EXERCISE INPUT:
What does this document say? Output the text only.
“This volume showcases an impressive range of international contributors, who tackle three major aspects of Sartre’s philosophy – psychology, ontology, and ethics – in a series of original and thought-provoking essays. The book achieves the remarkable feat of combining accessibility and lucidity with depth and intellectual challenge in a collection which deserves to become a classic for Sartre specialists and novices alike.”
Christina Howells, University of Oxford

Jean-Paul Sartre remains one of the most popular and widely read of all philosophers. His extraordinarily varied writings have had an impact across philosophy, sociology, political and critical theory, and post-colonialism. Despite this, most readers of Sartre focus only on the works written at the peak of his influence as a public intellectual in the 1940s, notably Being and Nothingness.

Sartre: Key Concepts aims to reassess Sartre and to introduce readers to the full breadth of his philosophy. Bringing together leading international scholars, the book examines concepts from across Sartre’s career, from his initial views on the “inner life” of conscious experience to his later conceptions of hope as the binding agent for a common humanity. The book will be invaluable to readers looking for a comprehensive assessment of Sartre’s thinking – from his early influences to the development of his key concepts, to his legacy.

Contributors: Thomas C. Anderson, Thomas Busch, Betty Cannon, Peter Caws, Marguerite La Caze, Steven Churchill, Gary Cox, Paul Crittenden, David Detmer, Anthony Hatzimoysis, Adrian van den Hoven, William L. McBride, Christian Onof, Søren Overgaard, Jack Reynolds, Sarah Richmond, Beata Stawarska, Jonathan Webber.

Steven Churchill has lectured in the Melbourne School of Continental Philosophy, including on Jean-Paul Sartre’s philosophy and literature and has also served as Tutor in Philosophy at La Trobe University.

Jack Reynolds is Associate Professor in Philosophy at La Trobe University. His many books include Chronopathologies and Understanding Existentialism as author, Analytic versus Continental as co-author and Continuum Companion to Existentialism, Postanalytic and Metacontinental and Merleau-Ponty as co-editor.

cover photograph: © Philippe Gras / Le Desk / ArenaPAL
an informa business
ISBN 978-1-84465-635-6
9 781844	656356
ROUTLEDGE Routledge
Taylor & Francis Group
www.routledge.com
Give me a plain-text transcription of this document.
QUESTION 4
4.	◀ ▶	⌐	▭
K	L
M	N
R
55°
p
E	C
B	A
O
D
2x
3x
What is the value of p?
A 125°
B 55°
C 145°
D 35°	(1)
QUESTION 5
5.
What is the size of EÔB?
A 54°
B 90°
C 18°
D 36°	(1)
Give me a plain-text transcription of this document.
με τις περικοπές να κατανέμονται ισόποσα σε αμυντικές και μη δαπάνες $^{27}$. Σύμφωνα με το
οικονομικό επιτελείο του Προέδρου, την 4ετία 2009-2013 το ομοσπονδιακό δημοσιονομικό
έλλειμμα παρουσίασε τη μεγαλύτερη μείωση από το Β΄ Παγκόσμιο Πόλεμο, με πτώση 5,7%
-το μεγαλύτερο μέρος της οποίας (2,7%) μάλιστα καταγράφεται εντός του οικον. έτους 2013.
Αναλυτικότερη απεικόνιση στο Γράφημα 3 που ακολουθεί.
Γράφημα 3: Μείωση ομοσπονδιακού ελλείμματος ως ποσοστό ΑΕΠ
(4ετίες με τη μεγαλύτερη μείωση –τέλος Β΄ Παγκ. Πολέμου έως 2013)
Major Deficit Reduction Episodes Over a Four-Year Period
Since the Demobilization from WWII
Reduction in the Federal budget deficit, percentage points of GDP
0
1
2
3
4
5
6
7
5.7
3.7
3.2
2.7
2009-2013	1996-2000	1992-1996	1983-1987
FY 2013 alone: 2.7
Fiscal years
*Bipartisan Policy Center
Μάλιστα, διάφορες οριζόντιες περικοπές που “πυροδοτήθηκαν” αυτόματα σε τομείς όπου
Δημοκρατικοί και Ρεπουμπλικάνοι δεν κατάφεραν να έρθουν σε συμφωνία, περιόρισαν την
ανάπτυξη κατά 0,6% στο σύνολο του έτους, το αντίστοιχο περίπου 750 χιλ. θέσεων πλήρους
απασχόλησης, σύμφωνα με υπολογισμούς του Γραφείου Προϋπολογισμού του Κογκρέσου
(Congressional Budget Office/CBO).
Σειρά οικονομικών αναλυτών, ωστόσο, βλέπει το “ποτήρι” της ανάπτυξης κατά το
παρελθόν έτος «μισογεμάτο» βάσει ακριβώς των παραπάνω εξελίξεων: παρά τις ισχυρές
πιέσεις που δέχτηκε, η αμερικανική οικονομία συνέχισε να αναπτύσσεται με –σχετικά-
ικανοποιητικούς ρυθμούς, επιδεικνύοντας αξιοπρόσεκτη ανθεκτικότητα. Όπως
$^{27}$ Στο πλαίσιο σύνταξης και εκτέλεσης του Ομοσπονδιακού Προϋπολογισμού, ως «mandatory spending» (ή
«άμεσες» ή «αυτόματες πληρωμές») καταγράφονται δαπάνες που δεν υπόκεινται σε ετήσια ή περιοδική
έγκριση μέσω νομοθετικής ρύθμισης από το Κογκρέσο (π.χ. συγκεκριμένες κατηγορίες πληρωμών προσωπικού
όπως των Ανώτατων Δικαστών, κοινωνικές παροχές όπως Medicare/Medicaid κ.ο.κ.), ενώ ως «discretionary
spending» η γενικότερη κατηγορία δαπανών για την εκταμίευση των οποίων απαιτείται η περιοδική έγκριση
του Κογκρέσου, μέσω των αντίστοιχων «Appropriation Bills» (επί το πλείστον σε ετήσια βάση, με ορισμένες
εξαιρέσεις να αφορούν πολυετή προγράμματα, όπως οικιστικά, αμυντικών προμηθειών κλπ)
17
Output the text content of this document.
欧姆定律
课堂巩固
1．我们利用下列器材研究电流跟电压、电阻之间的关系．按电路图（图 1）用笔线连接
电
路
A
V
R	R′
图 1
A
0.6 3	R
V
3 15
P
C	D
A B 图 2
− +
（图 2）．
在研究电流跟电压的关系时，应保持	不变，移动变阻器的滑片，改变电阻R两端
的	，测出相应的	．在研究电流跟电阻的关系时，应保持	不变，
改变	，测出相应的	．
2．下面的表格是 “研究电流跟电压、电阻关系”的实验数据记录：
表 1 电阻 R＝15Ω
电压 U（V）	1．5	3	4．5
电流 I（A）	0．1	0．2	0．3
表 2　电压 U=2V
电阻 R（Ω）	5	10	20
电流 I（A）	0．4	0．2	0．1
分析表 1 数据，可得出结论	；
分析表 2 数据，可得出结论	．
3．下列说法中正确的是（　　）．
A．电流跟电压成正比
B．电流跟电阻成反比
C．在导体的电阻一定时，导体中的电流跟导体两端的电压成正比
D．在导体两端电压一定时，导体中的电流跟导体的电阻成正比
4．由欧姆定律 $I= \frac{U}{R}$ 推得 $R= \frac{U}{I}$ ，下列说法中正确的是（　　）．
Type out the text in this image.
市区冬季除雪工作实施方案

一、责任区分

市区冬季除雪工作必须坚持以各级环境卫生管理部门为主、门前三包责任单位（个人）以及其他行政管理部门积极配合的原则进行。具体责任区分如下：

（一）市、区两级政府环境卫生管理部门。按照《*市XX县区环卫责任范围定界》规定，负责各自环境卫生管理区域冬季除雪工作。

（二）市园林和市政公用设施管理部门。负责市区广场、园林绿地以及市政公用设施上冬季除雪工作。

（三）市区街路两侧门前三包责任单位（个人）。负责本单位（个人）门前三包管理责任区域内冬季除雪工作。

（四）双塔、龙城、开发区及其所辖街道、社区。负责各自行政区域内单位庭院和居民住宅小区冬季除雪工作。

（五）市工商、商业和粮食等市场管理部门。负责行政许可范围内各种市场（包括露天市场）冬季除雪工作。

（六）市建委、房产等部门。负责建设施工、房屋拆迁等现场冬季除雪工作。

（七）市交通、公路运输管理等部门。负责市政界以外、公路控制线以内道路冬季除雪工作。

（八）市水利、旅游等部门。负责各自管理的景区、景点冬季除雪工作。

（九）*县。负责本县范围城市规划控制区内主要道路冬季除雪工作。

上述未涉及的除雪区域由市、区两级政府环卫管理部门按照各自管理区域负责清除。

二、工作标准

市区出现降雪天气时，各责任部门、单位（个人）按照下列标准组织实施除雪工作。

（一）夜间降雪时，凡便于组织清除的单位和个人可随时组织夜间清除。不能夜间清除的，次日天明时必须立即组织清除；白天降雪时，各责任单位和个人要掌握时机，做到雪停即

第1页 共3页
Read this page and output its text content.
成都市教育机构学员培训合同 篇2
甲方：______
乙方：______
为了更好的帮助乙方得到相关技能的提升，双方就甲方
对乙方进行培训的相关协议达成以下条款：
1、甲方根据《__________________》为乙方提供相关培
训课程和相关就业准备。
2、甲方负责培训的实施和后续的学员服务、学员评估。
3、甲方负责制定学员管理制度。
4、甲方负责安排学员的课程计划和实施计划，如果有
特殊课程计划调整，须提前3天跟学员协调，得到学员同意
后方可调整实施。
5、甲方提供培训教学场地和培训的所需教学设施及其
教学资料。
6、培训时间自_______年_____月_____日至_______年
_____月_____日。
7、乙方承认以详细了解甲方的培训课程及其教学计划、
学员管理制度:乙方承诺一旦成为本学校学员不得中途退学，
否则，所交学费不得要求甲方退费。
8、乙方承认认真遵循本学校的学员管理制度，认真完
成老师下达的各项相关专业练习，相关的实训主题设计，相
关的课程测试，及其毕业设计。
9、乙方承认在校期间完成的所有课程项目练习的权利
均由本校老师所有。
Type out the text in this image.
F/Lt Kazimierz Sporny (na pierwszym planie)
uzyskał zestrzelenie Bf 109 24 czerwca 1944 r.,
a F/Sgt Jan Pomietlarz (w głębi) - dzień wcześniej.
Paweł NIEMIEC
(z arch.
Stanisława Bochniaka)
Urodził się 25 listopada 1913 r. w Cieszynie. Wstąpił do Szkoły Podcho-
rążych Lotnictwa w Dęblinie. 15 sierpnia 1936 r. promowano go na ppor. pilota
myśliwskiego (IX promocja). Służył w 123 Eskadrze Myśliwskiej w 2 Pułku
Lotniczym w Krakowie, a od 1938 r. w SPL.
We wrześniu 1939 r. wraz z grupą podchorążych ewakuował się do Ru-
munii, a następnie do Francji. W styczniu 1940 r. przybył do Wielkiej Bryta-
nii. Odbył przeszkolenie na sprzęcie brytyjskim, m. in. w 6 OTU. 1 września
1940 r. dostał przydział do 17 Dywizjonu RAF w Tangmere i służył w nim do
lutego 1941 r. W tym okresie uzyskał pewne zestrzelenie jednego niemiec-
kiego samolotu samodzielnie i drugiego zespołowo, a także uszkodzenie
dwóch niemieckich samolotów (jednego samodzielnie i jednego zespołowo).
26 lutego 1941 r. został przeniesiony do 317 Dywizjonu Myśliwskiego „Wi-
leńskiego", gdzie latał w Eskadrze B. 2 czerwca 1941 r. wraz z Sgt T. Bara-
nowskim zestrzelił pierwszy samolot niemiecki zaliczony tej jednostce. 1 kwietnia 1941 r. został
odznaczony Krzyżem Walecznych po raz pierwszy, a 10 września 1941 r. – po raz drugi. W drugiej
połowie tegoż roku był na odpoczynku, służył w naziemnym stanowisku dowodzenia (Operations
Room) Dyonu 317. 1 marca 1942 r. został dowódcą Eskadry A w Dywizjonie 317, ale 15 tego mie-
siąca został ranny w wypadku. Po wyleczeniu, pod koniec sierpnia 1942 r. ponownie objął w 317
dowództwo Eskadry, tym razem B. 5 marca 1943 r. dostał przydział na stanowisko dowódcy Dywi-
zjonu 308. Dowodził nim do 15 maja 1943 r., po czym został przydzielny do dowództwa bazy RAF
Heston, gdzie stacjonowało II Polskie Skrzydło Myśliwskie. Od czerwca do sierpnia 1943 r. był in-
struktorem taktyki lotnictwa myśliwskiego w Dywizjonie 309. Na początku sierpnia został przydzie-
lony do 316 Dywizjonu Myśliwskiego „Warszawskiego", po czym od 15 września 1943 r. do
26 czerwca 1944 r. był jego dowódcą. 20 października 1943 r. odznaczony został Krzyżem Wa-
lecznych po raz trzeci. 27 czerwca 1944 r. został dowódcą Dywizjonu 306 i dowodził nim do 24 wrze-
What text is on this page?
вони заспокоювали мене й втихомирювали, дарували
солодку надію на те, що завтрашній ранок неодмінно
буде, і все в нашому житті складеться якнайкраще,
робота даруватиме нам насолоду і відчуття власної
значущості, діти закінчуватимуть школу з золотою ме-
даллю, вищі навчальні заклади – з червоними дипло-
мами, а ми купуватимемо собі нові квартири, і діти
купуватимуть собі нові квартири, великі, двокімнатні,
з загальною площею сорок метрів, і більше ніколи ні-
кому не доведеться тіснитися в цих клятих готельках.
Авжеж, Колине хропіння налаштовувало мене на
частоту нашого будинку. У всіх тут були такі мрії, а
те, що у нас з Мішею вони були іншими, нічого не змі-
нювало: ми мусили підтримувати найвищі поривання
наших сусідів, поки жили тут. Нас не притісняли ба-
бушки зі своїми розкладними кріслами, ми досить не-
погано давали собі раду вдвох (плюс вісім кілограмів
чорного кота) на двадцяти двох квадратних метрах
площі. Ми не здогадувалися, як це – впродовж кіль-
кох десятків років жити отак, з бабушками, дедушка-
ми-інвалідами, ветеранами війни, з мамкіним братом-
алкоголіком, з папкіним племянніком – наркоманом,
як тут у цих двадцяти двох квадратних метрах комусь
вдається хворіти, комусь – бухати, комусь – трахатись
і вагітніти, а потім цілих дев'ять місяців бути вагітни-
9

INSTRUCTION: Reproduce exactly the line that holds "What text is on this page?", then every line after it, ending with the final line of the records above.

EXERCISE RESPONSE:
What text is on this page?
вони заспокоювали мене й втихомирювали, дарували
солодку надію на те, що завтрашній ранок неодмінно
буде, і все в нашому житті складеться якнайкраще,
робота даруватиме нам насолоду і відчуття власної
значущості, діти закінчуватимуть школу з золотою ме-
даллю, вищі навчальні заклади – з червоними дипло-
мами, а ми купуватимемо собі нові квартири, і діти
купуватимуть собі нові квартири, великі, двокімнатні,
з загальною площею сорок метрів, і більше ніколи ні-
кому не доведеться тіснитися в цих клятих готельках.
Авжеж, Колине хропіння налаштовувало мене на
частоту нашого будинку. У всіх тут були такі мрії, а
те, що у нас з Мішею вони були іншими, нічого не змі-
нювало: ми мусили підтримувати найвищі поривання
наших сусідів, поки жили тут. Нас не притісняли ба-
бушки зі своїми розкладними кріслами, ми досить не-
погано давали собі раду вдвох (плюс вісім кілограмів
чорного кота) на двадцяти двох квадратних метрах
площі. Ми не здогадувалися, як це – впродовж кіль-
кох десятків років жити отак, з бабушками, дедушка-
ми-інвалідами, ветеранами війни, з мамкіним братом-
алкоголіком, з папкіним племянніком – наркоманом,
як тут у цих двадцяти двох квадратних метрах комусь
вдається хворіти, комусь – бухати, комусь – трахатись
і вагітніти, а потім цілих дев'ять місяців бути вагітни-
9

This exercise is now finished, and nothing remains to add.